During the 19th century, the focus on improving the lives of the tenants were laid in improving the designs of the tenement houses. They held competitions to see who could come up with the best design and tried to make changes to improve the health and sanitation of the residents. However, as discussed in class, the root issue of reforming the tenements lay not in the renovation of the buildings themselves but in raising the wages of the tenants.
The entire New York Society was attacking the tenement problem from the wrong angle every single time. They were hoping that instilling change in the buildings people occupied would instill change in the occupants of those buildings. They were working on hygiene and sanitation in schools as children, for when asked what they needed to do to stay healthy they replied "I must keep my skin clean,Wear clean clothes, Breathe pure air, And live in the sunlight." Perhaps cleaner people and a cleaner environment would help the poor people rise from rags to riches and prosper in society, living the American Dream. Last I knew, although cleanliness will make a person appear more presentable to the public, such as when Ragged Dick cleaned up his clothes and washed, it doesn't mean that food will now magically be on the peoples' plates and the rent will suddenly become manageable. Their jobs remain the same, their wages remain the same, and their social and economic status still remains at the bottom.

Given material:
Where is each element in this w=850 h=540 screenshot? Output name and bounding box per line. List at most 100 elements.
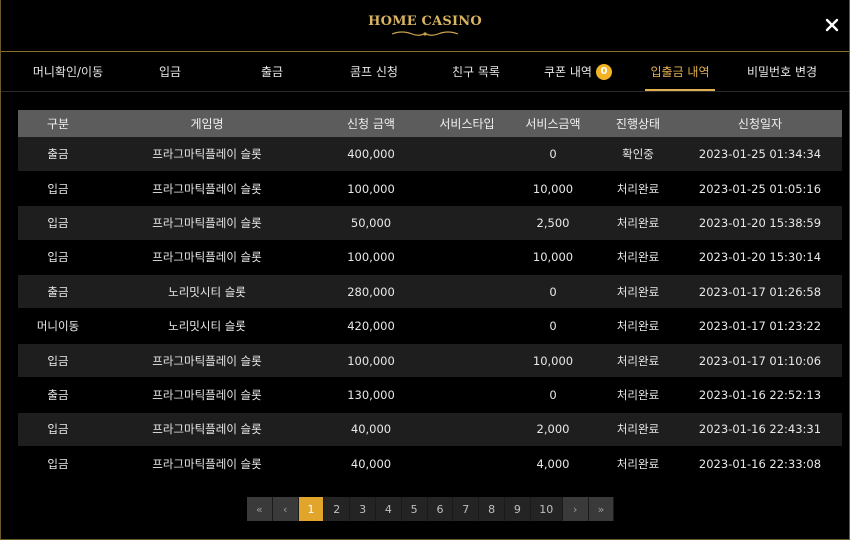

Written instruction 1: In the tenement reform passage, what did the 19th-century reformers hold competitions to find?
Written instruction 2: Echo the part of the tenement reform passage that opens with the words containing "During the 19th" and closes with "of the tenants.".
The material was drawn from a separate source.

Written answer 1: The best design for tenement houses.

Written answer 2:
During the 19th century, the focus on improving the lives of the tenants were laid in improving the designs of the tenement houses. They held competitions to see who could come up with the best design and tried to make changes to improve the health and sanitation of the residents. However, as discussed in class, the root issue of reforming the tenements lay not in the renovation of the buildings themselves but in raising the wages of the tenants.